All of the entries must be reproduced exactly, with no images carried over.

Start Provided material

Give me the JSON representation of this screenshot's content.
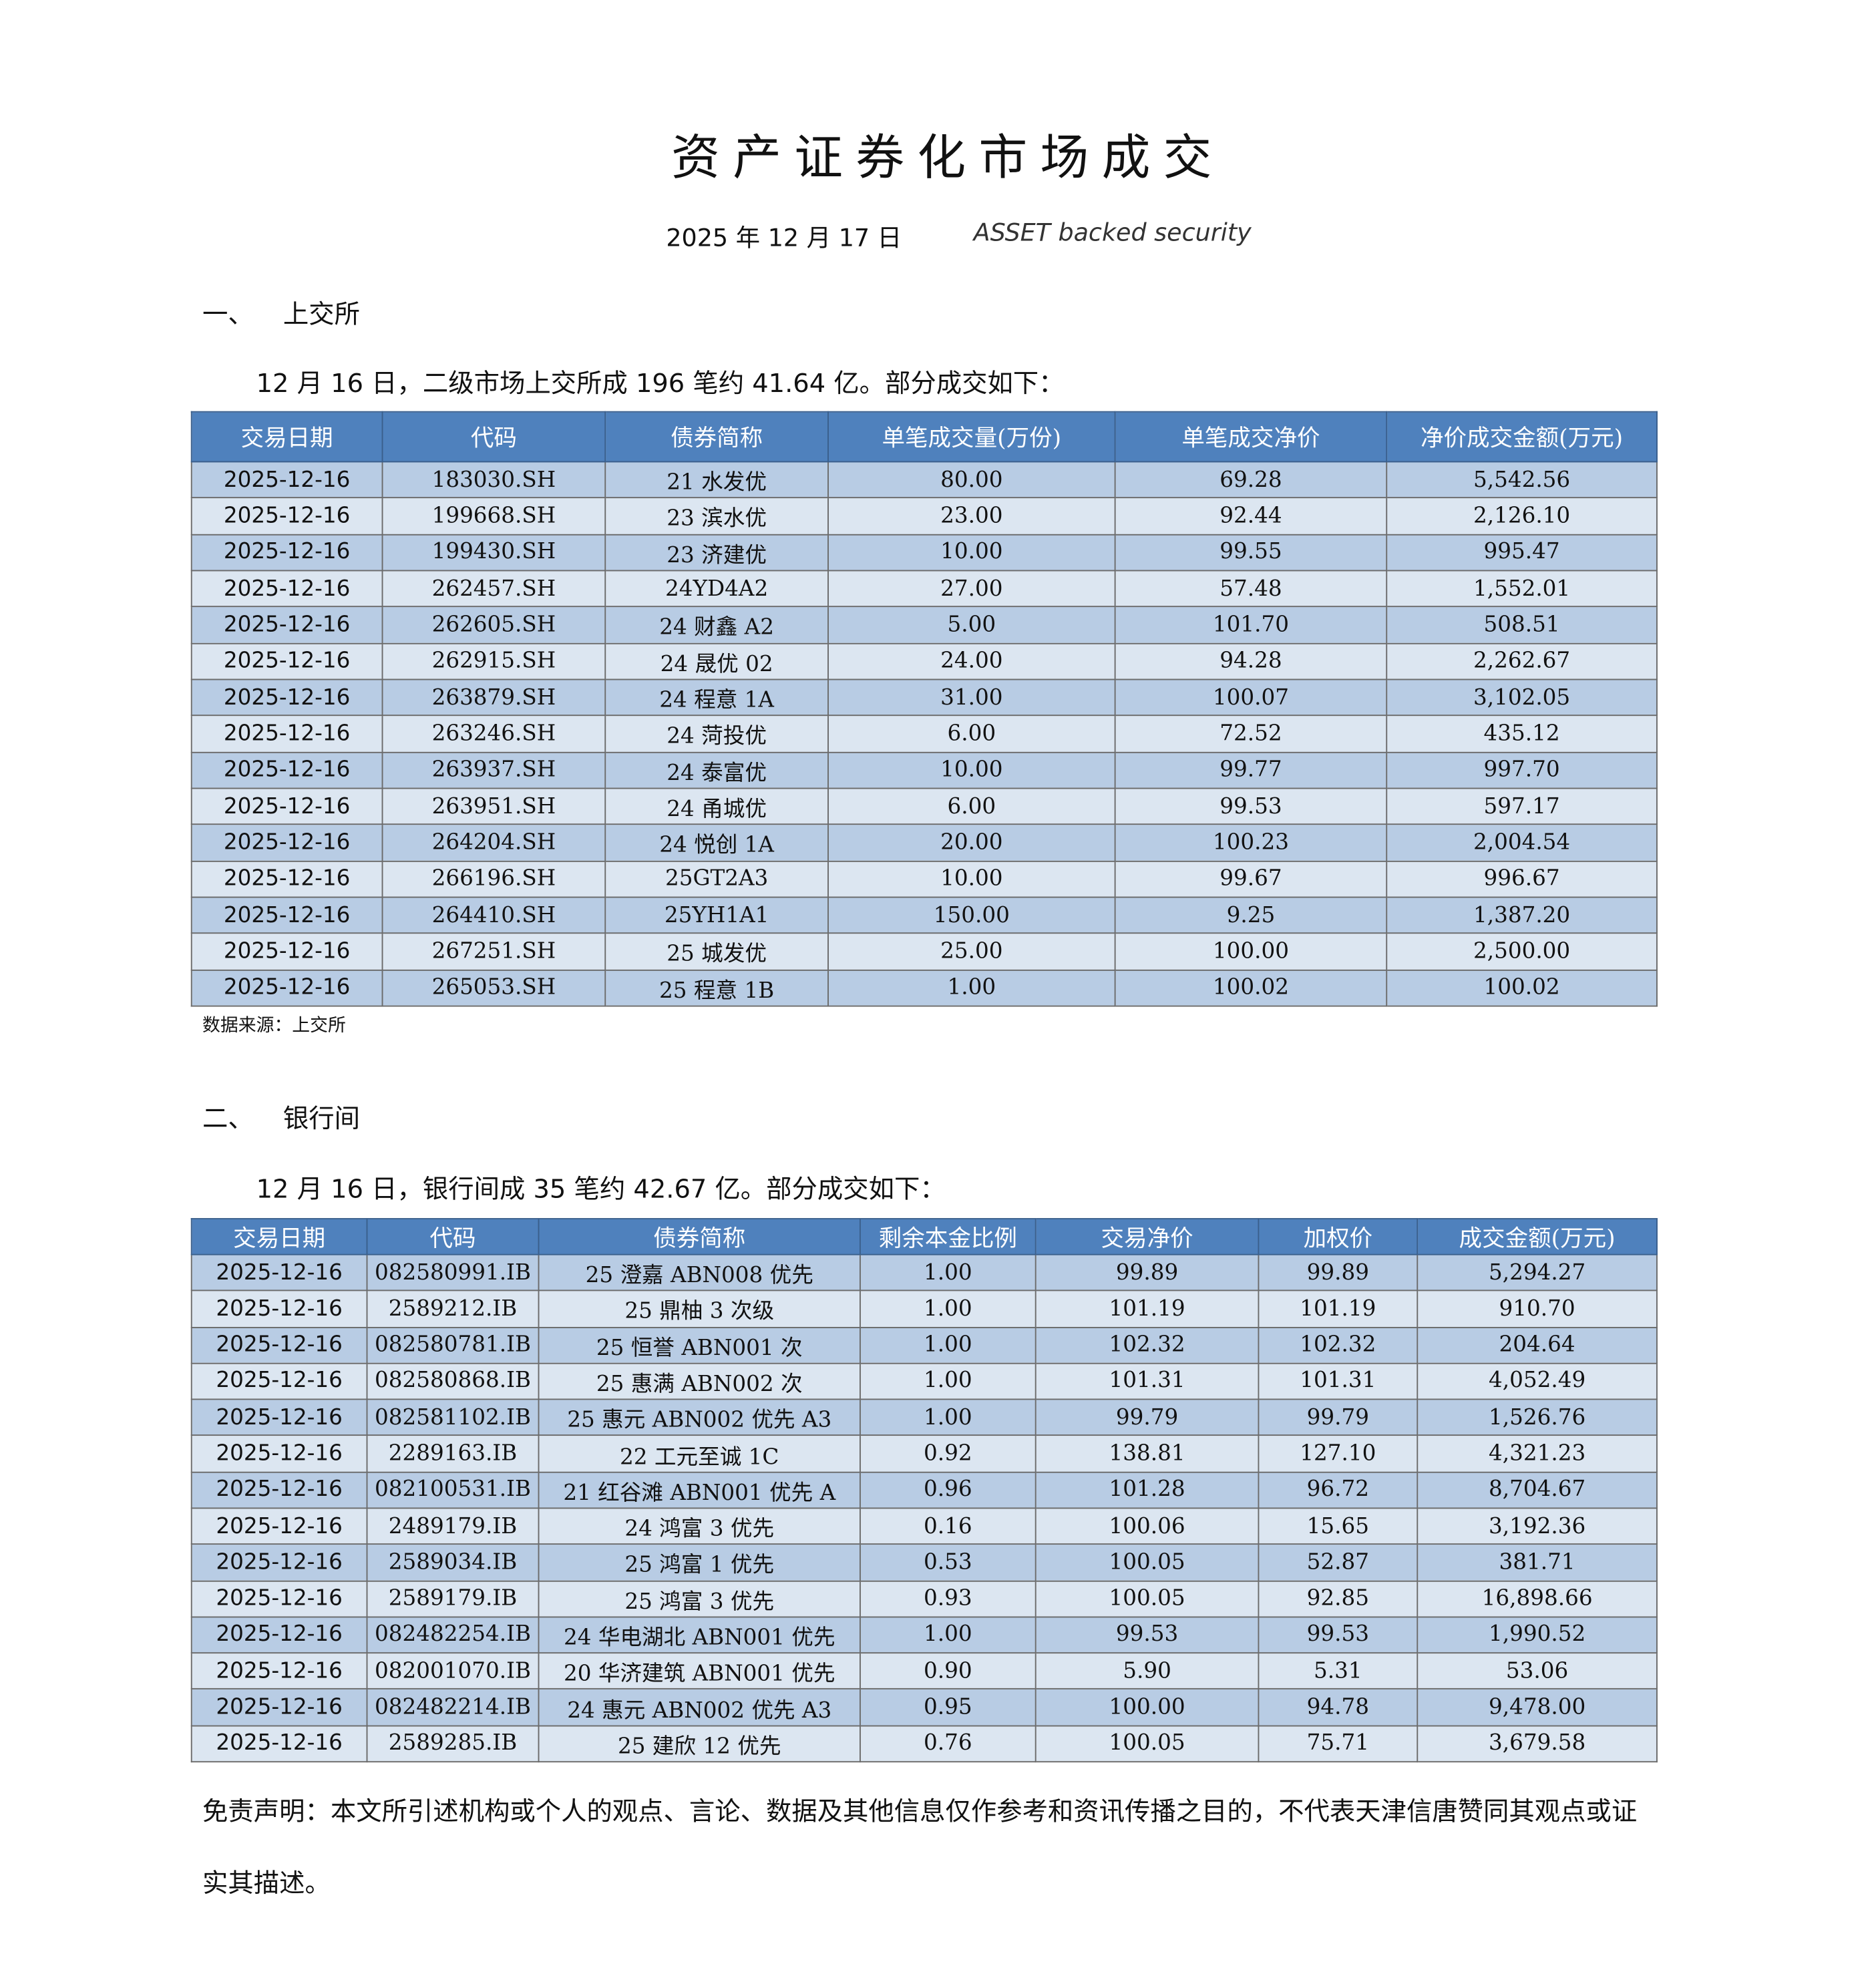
{
  "header": {
    "title": "资产证券化市场成交",
    "date": "2025 年 12 月 17 日",
    "subtitle": "ASSET backed security"
  },
  "sections": [
    {
      "number": "一、",
      "heading": "上交所",
      "summary": "12 月 16 日，二级市场上交所成 196 笔约 41.64 亿。部分成交如下：",
      "table": {
        "columns": [
          "交易日期",
          "代码",
          "债券简称",
          "单笔成交量(万份)",
          "单笔成交净价",
          "净价成交金额(万元)"
        ],
        "rows": [
          [
            "2025-12-16",
            "183030.SH",
            "21 水发优",
            "80.00",
            "69.28",
            "5,542.56"
          ],
          [
            "2025-12-16",
            "199668.SH",
            "23 滨水优",
            "23.00",
            "92.44",
            "2,126.10"
          ],
          [
            "2025-12-16",
            "199430.SH",
            "23 济建优",
            "10.00",
            "99.55",
            "995.47"
          ],
          [
            "2025-12-16",
            "262457.SH",
            "24YD4A2",
            "27.00",
            "57.48",
            "1,552.01"
          ],
          [
            "2025-12-16",
            "262605.SH",
            "24 财鑫 A2",
            "5.00",
            "101.70",
            "508.51"
          ],
          [
            "2025-12-16",
            "262915.SH",
            "24 晟优 02",
            "24.00",
            "94.28",
            "2,262.67"
          ],
          [
            "2025-12-16",
            "263879.SH",
            "24 程意 1A",
            "31.00",
            "100.07",
            "3,102.05"
          ],
          [
            "2025-12-16",
            "263246.SH",
            "24 菏投优",
            "6.00",
            "72.52",
            "435.12"
          ],
          [
            "2025-12-16",
            "263937.SH",
            "24 泰富优",
            "10.00",
            "99.77",
            "997.70"
          ],
          [
            "2025-12-16",
            "263951.SH",
            "24 甬城优",
            "6.00",
            "99.53",
            "597.17"
          ],
          [
            "2025-12-16",
            "264204.SH",
            "24 悦创 1A",
            "20.00",
            "100.23",
            "2,004.54"
          ],
          [
            "2025-12-16",
            "266196.SH",
            "25GT2A3",
            "10.00",
            "99.67",
            "996.67"
          ],
          [
            "2025-12-16",
            "264410.SH",
            "25YH1A1",
            "150.00",
            "9.25",
            "1,387.20"
          ],
          [
            "2025-12-16",
            "267251.SH",
            "25 城发优",
            "25.00",
            "100.00",
            "2,500.00"
          ],
          [
            "2025-12-16",
            "265053.SH",
            "25 程意 1B",
            "1.00",
            "100.02",
            "100.02"
          ]
        ]
      },
      "source": "数据来源：上交所"
    },
    {
      "number": "二、",
      "heading": "银行间",
      "summary": "12 月 16 日，银行间成 35 笔约 42.67 亿。部分成交如下：",
      "table": {
        "columns": [
          "交易日期",
          "代码",
          "债券简称",
          "剩余本金比例",
          "交易净价",
          "加权价",
          "成交金额(万元)"
        ],
        "rows": [
          [
            "2025-12-16",
            "082580991.IB",
            "25 澄嘉 ABN008 优先",
            "1.00",
            "99.89",
            "99.89",
            "5,294.27"
          ],
          [
            "2025-12-16",
            "2589212.IB",
            "25 鼎柚 3 次级",
            "1.00",
            "101.19",
            "101.19",
            "910.70"
          ],
          [
            "2025-12-16",
            "082580781.IB",
            "25 恒誉 ABN001 次",
            "1.00",
            "102.32",
            "102.32",
            "204.64"
          ],
          [
            "2025-12-16",
            "082580868.IB",
            "25 惠满 ABN002 次",
            "1.00",
            "101.31",
            "101.31",
            "4,052.49"
          ],
          [
            "2025-12-16",
            "082581102.IB",
            "25 惠元 ABN002 优先 A3",
            "1.00",
            "99.79",
            "99.79",
            "1,526.76"
          ],
          [
            "2025-12-16",
            "2289163.IB",
            "22 工元至诚 1C",
            "0.92",
            "138.81",
            "127.10",
            "4,321.23"
          ],
          [
            "2025-12-16",
            "082100531.IB",
            "21 红谷滩 ABN001 优先 A",
            "0.96",
            "101.28",
            "96.72",
            "8,704.67"
          ],
          [
            "2025-12-16",
            "2489179.IB",
            "24 鸿富 3 优先",
            "0.16",
            "100.06",
            "15.65",
            "3,192.36"
          ],
          [
            "2025-12-16",
            "2589034.IB",
            "25 鸿富 1 优先",
            "0.53",
            "100.05",
            "52.87",
            "381.71"
          ],
          [
            "2025-12-16",
            "2589179.IB",
            "25 鸿富 3 优先",
            "0.93",
            "100.05",
            "92.85",
            "16,898.66"
          ],
          [
            "2025-12-16",
            "082482254.IB",
            "24 华电湖北 ABN001 优先",
            "1.00",
            "99.53",
            "99.53",
            "1,990.52"
          ],
          [
            "2025-12-16",
            "082001070.IB",
            "20 华济建筑 ABN001 优先",
            "0.90",
            "5.90",
            "5.31",
            "53.06"
          ],
          [
            "2025-12-16",
            "082482214.IB",
            "24 惠元 ABN002 优先 A3",
            "0.95",
            "100.00",
            "94.78",
            "9,478.00"
          ],
          [
            "2025-12-16",
            "2589285.IB",
            "25 建欣 12 优先",
            "0.76",
            "100.05",
            "75.71",
            "3,679.58"
          ]
        ]
      }
    }
  ],
  "disclaimer": "免责声明：本文所引述机构或个人的观点、言论、数据及其他信息仅作参考和资讯传播之目的，不代表天津信唐赞同其观点或证实其描述。"
}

End Provided material

> [Response]:
Give me the JSON representation of this screenshot's content.
{
  "header": {
    "title": "资产证券化市场成交",
    "date": "2025 年 12 月 17 日",
    "subtitle": "ASSET backed security"
  },
  "sections": [
    {
      "number": "一、",
      "heading": "上交所",
      "summary": "12 月 16 日，二级市场上交所成 196 笔约 41.64 亿。部分成交如下：",
      "table": {
        "columns": [
          "交易日期",
          "代码",
          "债券简称",
          "单笔成交量(万份)",
          "单笔成交净价",
          "净价成交金额(万元)"
        ],
        "rows": [
          [
            "2025-12-16",
            "183030.SH",
            "21 水发优",
            "80.00",
            "69.28",
            "5,542.56"
          ],
          [
            "2025-12-16",
            "199668.SH",
            "23 滨水优",
            "23.00",
            "92.44",
            "2,126.10"
          ],
          [
            "2025-12-16",
            "199430.SH",
            "23 济建优",
            "10.00",
            "99.55",
            "995.47"
          ],
          [
            "2025-12-16",
            "262457.SH",
            "24YD4A2",
            "27.00",
            "57.48",
            "1,552.01"
          ],
          [
            "2025-12-16",
            "262605.SH",
            "24 财鑫 A2",
            "5.00",
            "101.70",
            "508.51"
          ],
          [
            "2025-12-16",
            "262915.SH",
            "24 晟优 02",
            "24.00",
            "94.28",
            "2,262.67"
          ],
          [
            "2025-12-16",
            "263879.SH",
            "24 程意 1A",
            "31.00",
            "100.07",
            "3,102.05"
          ],
          [
            "2025-12-16",
            "263246.SH",
            "24 菏投优",
            "6.00",
            "72.52",
            "435.12"
          ],
          [
            "2025-12-16",
            "263937.SH",
            "24 泰富优",
            "10.00",
            "99.77",
            "997.70"
          ],
          [
            "2025-12-16",
            "263951.SH",
            "24 甬城优",
            "6.00",
            "99.53",
            "597.17"
          ],
          [
            "2025-12-16",
            "264204.SH",
            "24 悦创 1A",
            "20.00",
            "100.23",
            "2,004.54"
          ],
          [
            "2025-12-16",
            "266196.SH",
            "25GT2A3",
            "10.00",
            "99.67",
            "996.67"
          ],
          [
            "2025-12-16",
            "264410.SH",
            "25YH1A1",
            "150.00",
            "9.25",
            "1,387.20"
          ],
          [
            "2025-12-16",
            "267251.SH",
            "25 城发优",
            "25.00",
            "100.00",
            "2,500.00"
          ],
          [
            "2025-12-16",
            "265053.SH",
            "25 程意 1B",
            "1.00",
            "100.02",
            "100.02"
          ]
        ]
      },
      "source": "数据来源：上交所"
    },
    {
      "number": "二、",
      "heading": "银行间",
      "summary": "12 月 16 日，银行间成 35 笔约 42.67 亿。部分成交如下：",
      "table": {
        "columns": [
          "交易日期",
          "代码",
          "债券简称",
          "剩余本金比例",
          "交易净价",
          "加权价",
          "成交金额(万元)"
        ],
        "rows": [
          [
            "2025-12-16",
            "082580991.IB",
            "25 澄嘉 ABN008 优先",
            "1.00",
            "99.89",
            "99.89",
            "5,294.27"
          ],
          [
            "2025-12-16",
            "2589212.IB",
            "25 鼎柚 3 次级",
            "1.00",
            "101.19",
            "101.19",
            "910.70"
          ],
          [
            "2025-12-16",
            "082580781.IB",
            "25 恒誉 ABN001 次",
            "1.00",
            "102.32",
            "102.32",
            "204.64"
          ],
          [
            "2025-12-16",
            "082580868.IB",
            "25 惠满 ABN002 次",
            "1.00",
            "101.31",
            "101.31",
            "4,052.49"
          ],
          [
            "2025-12-16",
            "082581102.IB",
            "25 惠元 ABN002 优先 A3",
            "1.00",
            "99.79",
            "99.79",
            "1,526.76"
          ],
          [
            "2025-12-16",
            "2289163.IB",
            "22 工元至诚 1C",
            "0.92",
            "138.81",
            "127.10",
            "4,321.23"
          ],
          [
            "2025-12-16",
            "082100531.IB",
            "21 红谷滩 ABN001 优先 A",
            "0.96",
            "101.28",
            "96.72",
            "8,704.67"
          ],
          [
            "2025-12-16",
            "2489179.IB",
            "24 鸿富 3 优先",
            "0.16",
            "100.06",
            "15.65",
            "3,192.36"
          ],
          [
            "2025-12-16",
            "2589034.IB",
            "25 鸿富 1 优先",
            "0.53",
            "100.05",
            "52.87",
            "381.71"
          ],
          [
            "2025-12-16",
            "2589179.IB",
            "25 鸿富 3 优先",
            "0.93",
            "100.05",
            "92.85",
            "16,898.66"
          ],
          [
            "2025-12-16",
            "082482254.IB",
            "24 华电湖北 ABN001 优先",
            "1.00",
            "99.53",
            "99.53",
            "1,990.52"
          ],
          [
            "2025-12-16",
            "082001070.IB",
            "20 华济建筑 ABN001 优先",
            "0.90",
            "5.90",
            "5.31",
            "53.06"
          ],
          [
            "2025-12-16",
            "082482214.IB",
            "24 惠元 ABN002 优先 A3",
            "0.95",
            "100.00",
            "94.78",
            "9,478.00"
          ],
          [
            "2025-12-16",
            "2589285.IB",
            "25 建欣 12 优先",
            "0.76",
            "100.05",
            "75.71",
            "3,679.58"
          ]
        ]
      }
    }
  ],
  "disclaimer": "免责声明：本文所引述机构或个人的观点、言论、数据及其他信息仅作参考和资讯传播之目的，不代表天津信唐赞同其观点或证实其描述。"
}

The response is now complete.